#### Stored entries:
---*---

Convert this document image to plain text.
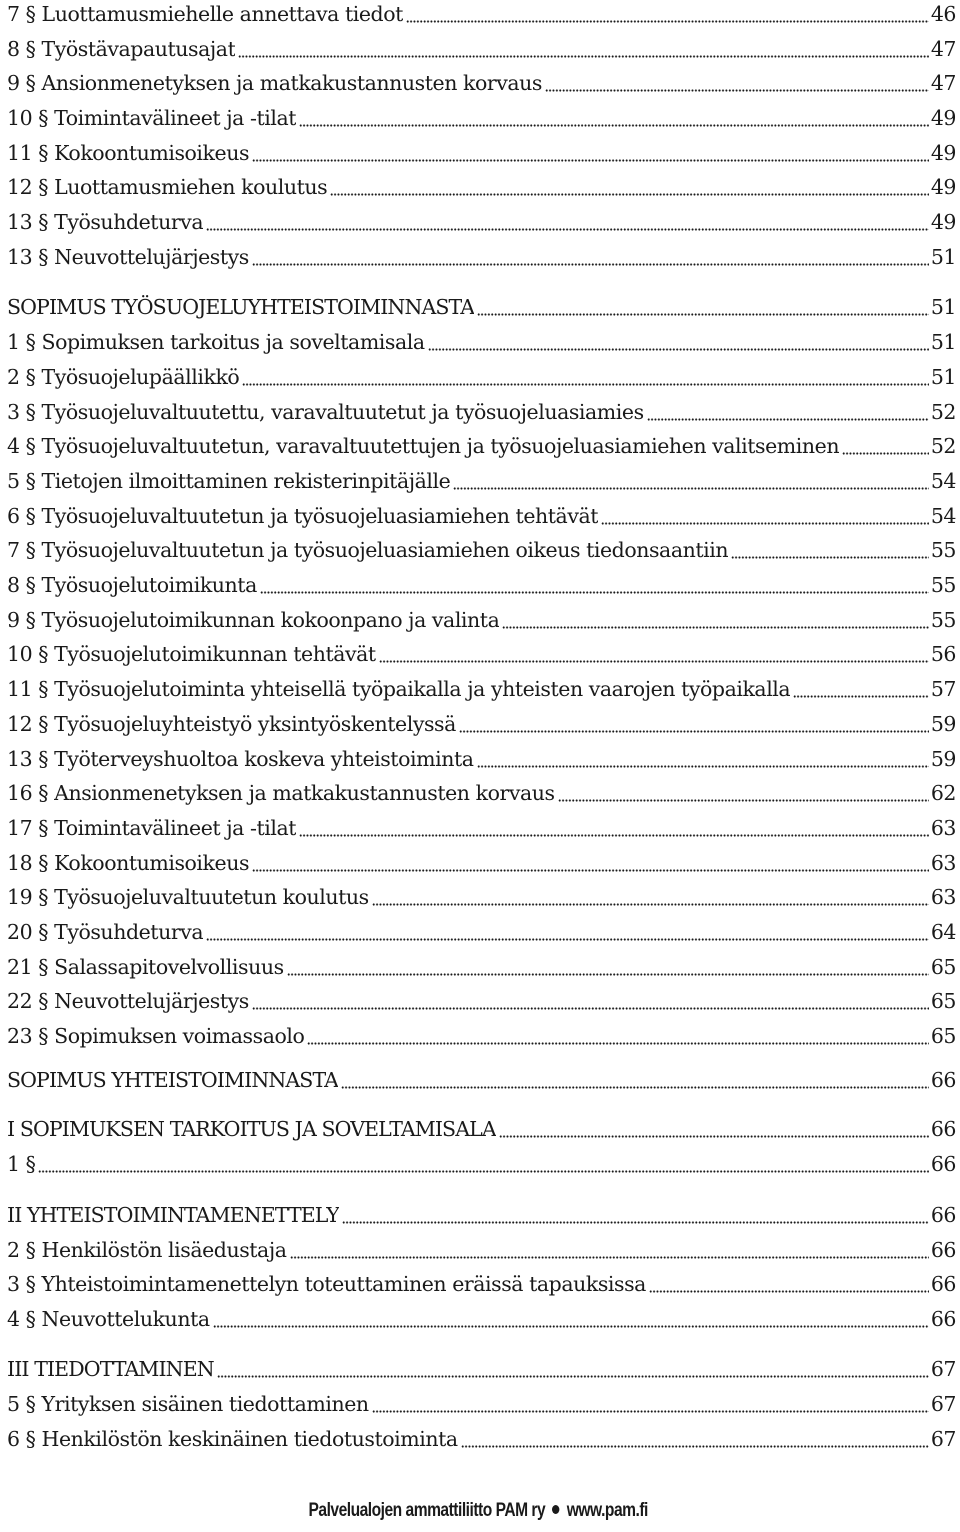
7 § Luottamusmiehelle annettava tiedot	46
8 § Työstävapautusajat	47
9 § Ansionmenetyksen ja matkakustannusten korvaus	47
10 § Toimintavälineet ja -tilat	49
11 § Kokoontumisoikeus	49
12 § Luottamusmiehen koulutus	49
13 § Työsuhdeturva	49
13 § Neuvottelujärjestys	51
SOPIMUS TYÖSUOJELUYHTEISTOIMINNASTA	51
1 § Sopimuksen tarkoitus ja soveltamisala	51
2 § Työsuojelupäällikkö	51
3 § Työsuojeluvaltuutettu, varavaltuutetut ja työsuojeluasiamies	52
4 § Työsuojeluvaltuutetun, varavaltuutettujen ja työsuojeluasiamiehen valitseminen	52
5 § Tietojen ilmoittaminen rekisterinpitäjälle	54
6 § Työsuojeluvaltuutetun ja työsuojeluasiamiehen tehtävät	54
7 § Työsuojeluvaltuutetun ja työsuojeluasiamiehen oikeus tiedonsaantiin	55
8 § Työsuojelutoimikunta	55
9 § Työsuojelutoimikunnan kokoonpano ja valinta	55
10 § Työsuojelutoimikunnan tehtävät	56
11 § Työsuojelutoiminta yhteisellä työpaikalla ja yhteisten vaarojen työpaikalla	57
12 § Työsuojeluyhteistyö yksintyöskentelyssä	59
13 § Työterveyshuoltoa koskeva yhteistoiminta	59
16 § Ansionmenetyksen ja matkakustannusten korvaus	62
17 § Toimintavälineet ja -tilat	63
18 § Kokoontumisoikeus	63
19 § Työsuojeluvaltuutetun koulutus	63
20 § Työsuhdeturva	64
21 § Salassapitovelvollisuus	65
22 § Neuvottelujärjestys	65
23 § Sopimuksen voimassaolo	65
SOPIMUS YHTEISTOIMINNASTA	66
I SOPIMUKSEN TARKOITUS JA SOVELTAMISALA	66
1 §	66
II YHTEISTOIMINTAMENETTELY	66
2 § Henkilöstön lisäedustaja	66
3 § Yhteistoimintamenettelyn toteuttaminen eräissä tapauksissa	66
4 § Neuvottelukunta	66
III TIEDOTTAMINEN	67
5 § Yrityksen sisäinen tiedottaminen	67
6 § Henkilöstön keskinäinen tiedotustoiminta	67
Palvelualojen ammattiliitto PAM ry www.pam.fi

---*---

#### WHAT THE TASK REQUIRES:
Where does the word "Työsuojeluvaltuutetun" appear in the listing? List each line that holds it.

#### SOLUTION BELOW:
4 § Työsuojeluvaltuutetun, varavaltuutettujen ja työsuojeluasiamiehen valitseminen	52
6 § Työsuojeluvaltuutetun ja työsuojeluasiamiehen tehtävät	54
7 § Työsuojeluvaltuutetun ja työsuojeluasiamiehen oikeus tiedonsaantiin	55
19 § Työsuojeluvaltuutetun koulutus	63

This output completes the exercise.